Re: Free Space Map data structure

From: Hannu Krosing <hannu(at)krosing(dot)net>
To: Pavan Deolasee <pavan(dot)deolasee(at)gmail(dot)com>
Cc: Heikki Linnakangas <heikki(at)enterprisedb(dot)com>, PostgreSQL-development <pgsql-hackers(at)postgresql(dot)org>
Subject: Re: Free Space Map data structure
Date: 2008-04-09 12:49:58
Message-ID: 1207745398.7189.21.camel@huvostro
Views: Raw Message | Whole Thread | Download mbox | Resend email
Thread:
Lists: pgsql-hackers


On Wed, 2008-04-09 at 10:17 +0530, Pavan Deolasee wrote:
> On Wed, Apr 9, 2008 at 12:22 AM, Heikki Linnakangas
> <heikki(at)enterprisedb(dot)com> wrote:
>
> >
> > Well, if you add the higher levels, we're no longer talking about O(1), but
> > O(log n) (for a pretty steep logarithm), just like my proposal.
> >
>
> For updates, I would still call it O(1) because the number of levels is limited
> and a very small number.
>
>
> >
> > It's actually not that orthogonal. You describe it as a hierarchical
> > bitmap, but it's essentially the same idea as the binary heap/tree, just
> > with way more than 2 children per parent.
> >
>
> Yes, I agree.
>
> Btw, I agree with Tom's point about the lock contention on the higher levels
> for FSM updates. What we can do is during normal operations, FSM pages
> are updated with a SHARE lock - so the information can best be considered
> only as hint. Hopefully, if we are only doing bit flipping, we won't go wrong
> often. And periodically, VACUUM would correct any mistakes in FSM info.

TASK SET »
1 - Summarize the Free Space Map message in two sentences.
2 - Please reproduce the stretch of the Free Space Map message from "On Wed, 2008-04-09" through "very small number." word for word.
3 - List every person named in the Free Space Map message, using the names as they appear there.

Annotated element entries
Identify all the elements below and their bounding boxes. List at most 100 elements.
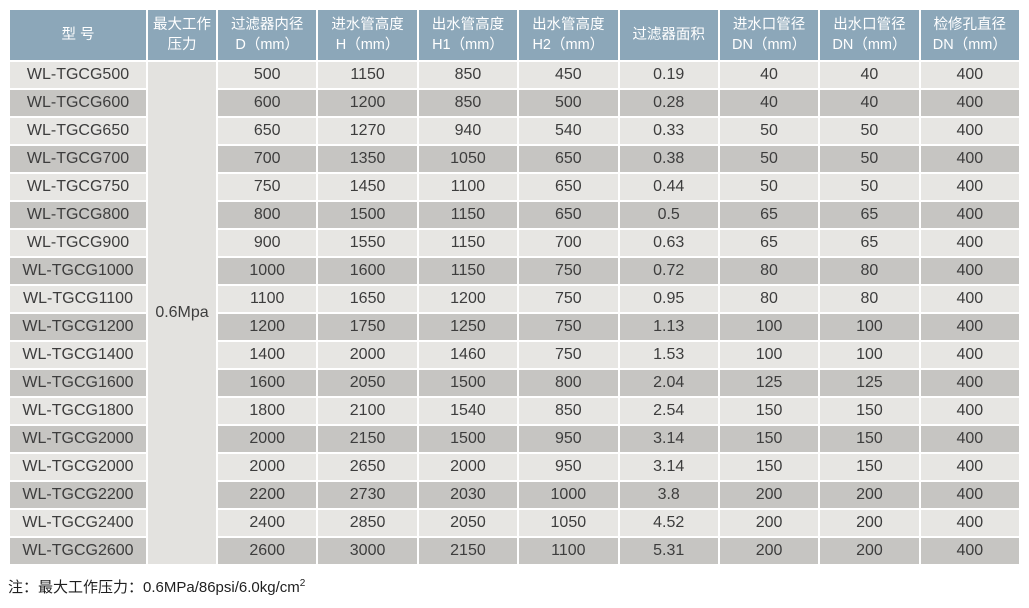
- model-cell: WL-TGCG2000: [10, 454, 146, 480]
- value-cell: 1050: [418, 146, 518, 172]
- value-cell: 0.19: [619, 62, 718, 88]
- value-cell: 125: [719, 370, 819, 396]
- value-cell: 1270: [318, 118, 417, 144]
- value-cell: 750: [519, 314, 618, 340]
- value-cell: 1200: [218, 314, 317, 340]
- model-cell: WL-TGCG500: [10, 62, 146, 88]
- table-row: WL-TGCG650 650 1270 940 540 0.33 50 50 400: [10, 118, 1019, 144]
- value-cell: 80: [820, 286, 919, 312]
- value-cell: 900: [218, 230, 317, 256]
- value-cell: 150: [719, 426, 819, 452]
- column-header-2: 最大工作 压力: [148, 10, 216, 60]
- value-cell: 40: [820, 62, 919, 88]
- value-cell: 50: [820, 146, 919, 172]
- value-cell: 1000: [218, 258, 317, 284]
- value-cell: 500: [218, 62, 317, 88]
- value-cell: 2000: [418, 454, 518, 480]
- column-header-9: 出水口管径 DN（mm）: [820, 10, 919, 60]
- max-pressure-cell: 0.6Mpa: [148, 62, 216, 564]
- value-cell: 65: [719, 230, 819, 256]
- value-cell: 150: [719, 398, 819, 424]
- value-cell: 0.5: [619, 202, 718, 228]
- value-cell: 750: [519, 258, 618, 284]
- value-cell: 2400: [218, 510, 317, 536]
- value-cell: 80: [719, 286, 819, 312]
- table-row: WL-TGCG750 750 1450 1100 650 0.44 50 50 400: [10, 174, 1019, 200]
- model-cell: WL-TGCG1000: [10, 258, 146, 284]
- value-cell: 400: [920, 118, 1019, 144]
- table-row: WL-TGCG2000 2000 2650 2000 950 3.14 150 150 400: [10, 454, 1019, 480]
- value-cell: 1540: [418, 398, 518, 424]
- value-cell: 2030: [418, 482, 518, 508]
- value-cell: 2.04: [619, 370, 718, 396]
- value-cell: 125: [820, 370, 919, 396]
- value-cell: 100: [719, 342, 819, 368]
- model-cell: WL-TGCG700: [10, 146, 146, 172]
- value-cell: 1400: [218, 342, 317, 368]
- value-cell: 65: [820, 202, 919, 228]
- model-cell: WL-TGCG800: [10, 202, 146, 228]
- table-row: WL-TGCG500 0.6Mpa 500 1150 850 450 0.19 40 40 400: [10, 62, 1019, 564]
- value-cell: 200: [719, 538, 819, 564]
- value-cell: 750: [519, 342, 618, 368]
- table-body: WL-TGCG500 0.6Mpa 500 1150 850 450 0.19 40 40 400…: [10, 62, 1019, 564]
- value-cell: 400: [920, 202, 1019, 228]
- value-cell: 200: [719, 510, 819, 536]
- model-cell: WL-TGCG2000: [10, 426, 146, 452]
- value-cell: 0.95: [619, 286, 718, 312]
- value-cell: 1500: [318, 202, 417, 228]
- value-cell: 5.31: [619, 538, 718, 564]
- value-cell: 1050: [519, 510, 618, 536]
- value-cell: 2000: [218, 426, 317, 452]
- column-header-1: 型 号: [10, 10, 146, 60]
- value-cell: 950: [519, 426, 618, 452]
- value-cell: 2650: [318, 454, 417, 480]
- table-row: WL-TGCG700 700 1350 1050 650 0.38 50 50 400: [10, 146, 1019, 172]
- value-cell: 400: [920, 90, 1019, 116]
- value-cell: 1460: [418, 342, 518, 368]
- model-cell: WL-TGCG2200: [10, 482, 146, 508]
- value-cell: 3.14: [619, 426, 718, 452]
- column-header-7: 过滤器面积: [619, 10, 718, 60]
- value-cell: 2730: [318, 482, 417, 508]
- value-cell: 400: [920, 510, 1019, 536]
- value-cell: 0.63: [619, 230, 718, 256]
- model-cell: WL-TGCG2600: [10, 538, 146, 564]
- table-row: WL-TGCG1200 1200 1750 1250 750 1.13 100 100 400: [10, 314, 1019, 340]
- table-row: WL-TGCG1100 1100 1650 1200 750 0.95 80 80 400: [10, 286, 1019, 312]
- table-row: WL-TGCG1000 1000 1600 1150 750 0.72 80 80 400: [10, 258, 1019, 284]
- value-cell: 2200: [218, 482, 317, 508]
- value-cell: 400: [920, 314, 1019, 340]
- value-cell: 650: [519, 146, 618, 172]
- value-cell: 400: [920, 538, 1019, 564]
- value-cell: 1.53: [619, 342, 718, 368]
- value-cell: 100: [719, 314, 819, 340]
- model-cell: WL-TGCG2400: [10, 510, 146, 536]
- value-cell: 1500: [418, 370, 518, 396]
- model-cell: WL-TGCG600: [10, 90, 146, 116]
- value-cell: 1250: [418, 314, 518, 340]
- value-cell: 400: [920, 454, 1019, 480]
- value-cell: 850: [418, 90, 518, 116]
- value-cell: 400: [920, 426, 1019, 452]
- footnote: 注：最大工作压力：0.6MPa/86psi/6.0kg/cm2: [8, 576, 1021, 597]
- value-cell: 400: [920, 146, 1019, 172]
- table-header: 型 号最大工作 压力 过滤器内径 D（mm） 进水管高度 H（mm） 出水管高度 H1（mm）…: [10, 10, 1019, 60]
- value-cell: 950: [519, 454, 618, 480]
- table-row: WL-TGCG1400 1400 2000 1460 750 1.53 100 100 400: [10, 342, 1019, 368]
- table-row: WL-TGCG2600 2600 3000 2150 1100 5.31 200 200 400: [10, 538, 1019, 564]
- column-header-3: 过滤器内径 D（mm）: [218, 10, 317, 60]
- table-row: WL-TGCG2400 2400 2850 2050 1050 4.52 200 200 400: [10, 510, 1019, 536]
- value-cell: 2050: [418, 510, 518, 536]
- value-cell: 1650: [318, 286, 417, 312]
- value-cell: 0.44: [619, 174, 718, 200]
- value-cell: 1150: [318, 62, 417, 88]
- value-cell: 200: [719, 482, 819, 508]
- column-header-4: 进水管高度 H（mm）: [318, 10, 417, 60]
- column-header-6: 出水管高度 H2（mm）: [519, 10, 618, 60]
- value-cell: 150: [820, 398, 919, 424]
- value-cell: 850: [418, 62, 518, 88]
- value-cell: 700: [519, 230, 618, 256]
- model-cell: WL-TGCG650: [10, 118, 146, 144]
- value-cell: 650: [519, 202, 618, 228]
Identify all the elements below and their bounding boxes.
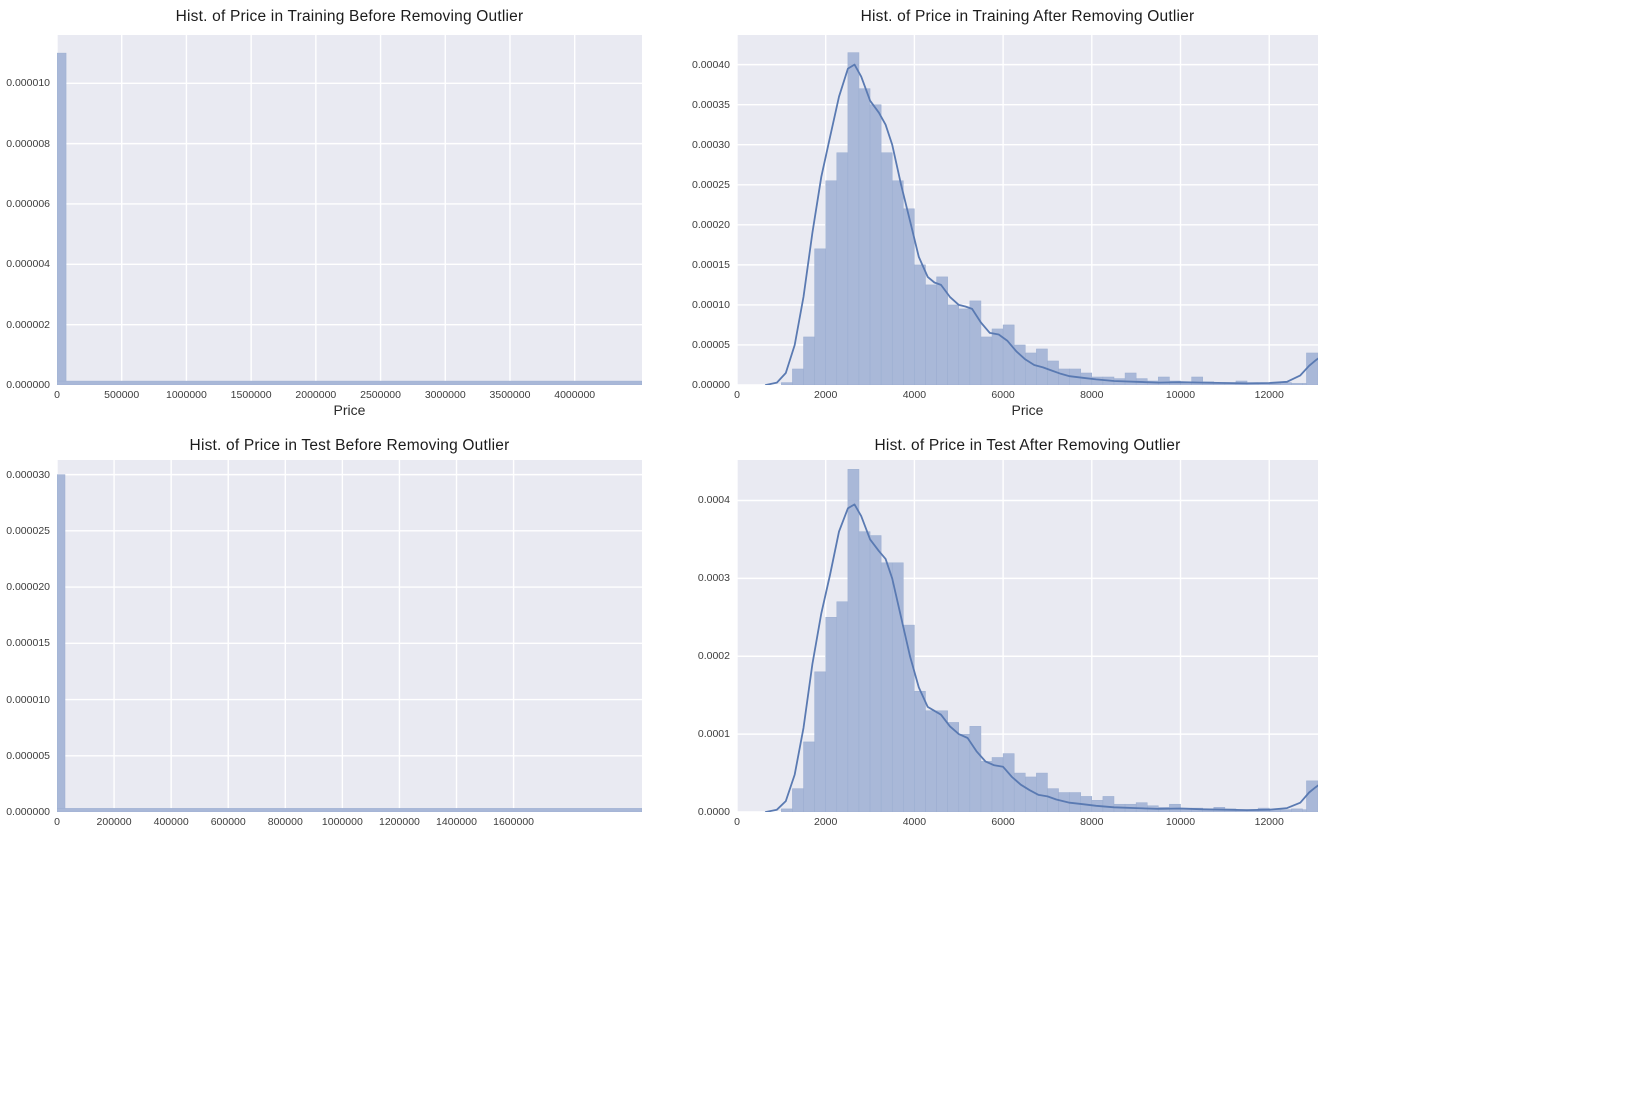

ANSWERS FOR THE TASKS »
1 - Pavan Deolasee maintains that updates can still be called O(1) because the number of levels is small and limited, and he agrees with Heikki Linnakangas that a hierarchical bitmap is essentially the same idea as a binary heap or tree with many more children per parent. Agreeing with Tom's point about lock contention on the higher levels, he proposes updating FSM pages under a SHARE lock during normal operations so the information serves only as a hint, with VACUUM periodically correcting any mistakes.

2 -
On Wed, 2008-04-09 at 10:17 +0530, Pavan Deolasee wrote:
> On Wed, Apr 9, 2008 at 12:22 AM, Heikki Linnakangas
> <heikki(at)enterprisedb(dot)com> wrote:
>
> >
> > Well, if you add the higher levels, we're no longer talking about O(1), but
> > O(log n) (for a pretty steep logarithm), just like my proposal.
> >
>
> For updates, I would still call it O(1) because the number of levels is limited
> and a very small number.

3 -
- Hannu Krosing
- Pavan Deolasee
- Heikki Linnakangas
- Tom